#### Excerpted passage ####

Editor's Note: Welcome to this holiday edition of Forcepoint Security News—curated news meant to provide a quick look at what's happening around the cybersecurity industry. Lots of recent activity!
Forcepoint Security News
Password manager company LastPass has confirmed that its customers' encrypted password vaults, which store passwords and other secrets, were stolen in a data breach earlier this year. The intruders used cloud storage keys stolen from a LastPass employee to take a copy of a backup of customer vault data, which is stored in a proprietary binary format containing both encrypted and unencrypted data. The vaults are encrypted and can only be unlocked with a customer's master password, but LastPass has warned that the attackers "may attempt to use brute force to guess your master password and decrypt the copies of vault data they took." The cybercriminals also took customer data including names, email addresses, phone numbers, and some billing information.

####

§ **Activity**: Output the part of the security news excerpt that opens with the words containing "Editor's Note: Welcome" and closes with "of recent activity!", copied word for word. The saved entries come from a different source than the security news excerpt.

#### Information ####

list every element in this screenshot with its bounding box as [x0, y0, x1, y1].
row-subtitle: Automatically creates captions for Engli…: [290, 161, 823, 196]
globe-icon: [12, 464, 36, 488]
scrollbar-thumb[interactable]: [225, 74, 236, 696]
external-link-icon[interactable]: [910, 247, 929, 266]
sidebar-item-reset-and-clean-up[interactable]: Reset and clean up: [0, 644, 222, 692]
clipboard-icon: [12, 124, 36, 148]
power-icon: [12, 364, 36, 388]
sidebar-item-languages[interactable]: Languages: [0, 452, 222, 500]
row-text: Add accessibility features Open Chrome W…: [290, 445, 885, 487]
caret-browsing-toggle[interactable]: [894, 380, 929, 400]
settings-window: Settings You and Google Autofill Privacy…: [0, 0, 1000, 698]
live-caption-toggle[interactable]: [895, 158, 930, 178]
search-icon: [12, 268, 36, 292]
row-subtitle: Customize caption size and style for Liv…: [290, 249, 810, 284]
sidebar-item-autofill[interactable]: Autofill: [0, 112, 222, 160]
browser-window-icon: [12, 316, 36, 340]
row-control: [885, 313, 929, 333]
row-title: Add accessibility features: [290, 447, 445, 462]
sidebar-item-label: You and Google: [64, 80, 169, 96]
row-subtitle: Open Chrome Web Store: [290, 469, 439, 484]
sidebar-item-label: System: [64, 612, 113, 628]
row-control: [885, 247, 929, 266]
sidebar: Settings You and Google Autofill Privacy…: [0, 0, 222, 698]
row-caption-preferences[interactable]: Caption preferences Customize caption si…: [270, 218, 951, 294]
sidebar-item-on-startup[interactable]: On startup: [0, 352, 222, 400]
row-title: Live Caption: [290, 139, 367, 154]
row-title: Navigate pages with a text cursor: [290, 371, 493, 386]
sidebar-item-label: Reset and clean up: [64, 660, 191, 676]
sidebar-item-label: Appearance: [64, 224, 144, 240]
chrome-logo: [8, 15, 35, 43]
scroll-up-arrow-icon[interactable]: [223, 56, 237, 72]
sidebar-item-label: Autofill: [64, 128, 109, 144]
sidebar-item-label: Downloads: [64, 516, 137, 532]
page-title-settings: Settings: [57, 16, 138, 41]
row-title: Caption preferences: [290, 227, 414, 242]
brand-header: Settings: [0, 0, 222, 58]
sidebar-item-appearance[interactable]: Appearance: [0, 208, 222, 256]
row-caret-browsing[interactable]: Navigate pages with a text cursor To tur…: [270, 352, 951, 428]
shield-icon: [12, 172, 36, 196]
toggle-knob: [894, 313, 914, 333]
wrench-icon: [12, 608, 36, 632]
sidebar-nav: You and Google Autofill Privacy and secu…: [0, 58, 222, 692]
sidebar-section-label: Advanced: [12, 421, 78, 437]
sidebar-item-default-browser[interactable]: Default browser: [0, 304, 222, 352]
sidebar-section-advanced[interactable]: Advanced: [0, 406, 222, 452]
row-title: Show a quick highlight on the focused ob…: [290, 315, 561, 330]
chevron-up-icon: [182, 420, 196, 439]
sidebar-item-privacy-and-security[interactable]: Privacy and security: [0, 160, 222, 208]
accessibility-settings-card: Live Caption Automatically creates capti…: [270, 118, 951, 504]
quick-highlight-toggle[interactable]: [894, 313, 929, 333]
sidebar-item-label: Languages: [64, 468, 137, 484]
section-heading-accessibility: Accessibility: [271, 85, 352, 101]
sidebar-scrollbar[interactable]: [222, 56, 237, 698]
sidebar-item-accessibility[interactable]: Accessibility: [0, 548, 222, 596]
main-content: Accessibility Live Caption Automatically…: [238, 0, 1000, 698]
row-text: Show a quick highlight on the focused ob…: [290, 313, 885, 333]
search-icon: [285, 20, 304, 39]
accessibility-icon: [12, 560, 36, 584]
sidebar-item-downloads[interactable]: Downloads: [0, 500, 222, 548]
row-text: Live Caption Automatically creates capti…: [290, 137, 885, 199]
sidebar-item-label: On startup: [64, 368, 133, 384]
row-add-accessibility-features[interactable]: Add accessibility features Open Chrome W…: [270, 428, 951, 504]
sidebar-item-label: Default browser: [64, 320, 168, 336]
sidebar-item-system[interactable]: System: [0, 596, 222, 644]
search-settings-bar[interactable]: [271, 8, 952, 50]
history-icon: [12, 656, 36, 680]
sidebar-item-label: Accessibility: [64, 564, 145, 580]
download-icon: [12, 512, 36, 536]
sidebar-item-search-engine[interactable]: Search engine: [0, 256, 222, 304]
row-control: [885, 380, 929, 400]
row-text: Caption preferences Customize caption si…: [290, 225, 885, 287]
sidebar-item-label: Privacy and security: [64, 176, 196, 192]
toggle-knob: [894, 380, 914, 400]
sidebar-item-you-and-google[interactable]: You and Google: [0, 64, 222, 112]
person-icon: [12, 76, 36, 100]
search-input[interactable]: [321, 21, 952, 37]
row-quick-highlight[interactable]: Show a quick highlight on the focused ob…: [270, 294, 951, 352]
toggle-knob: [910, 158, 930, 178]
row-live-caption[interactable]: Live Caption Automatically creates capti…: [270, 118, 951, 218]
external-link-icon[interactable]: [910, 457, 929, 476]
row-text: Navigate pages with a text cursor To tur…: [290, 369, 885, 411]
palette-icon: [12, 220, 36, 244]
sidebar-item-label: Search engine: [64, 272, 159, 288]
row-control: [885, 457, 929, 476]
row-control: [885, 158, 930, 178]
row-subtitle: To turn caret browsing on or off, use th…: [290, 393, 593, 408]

####

§ **Finished exercise**:
Editor's Note: Welcome to this holiday edition of Forcepoint Security News—curated news meant to provide a quick look at what's happening around the cybersecurity industry. Lots of recent activity!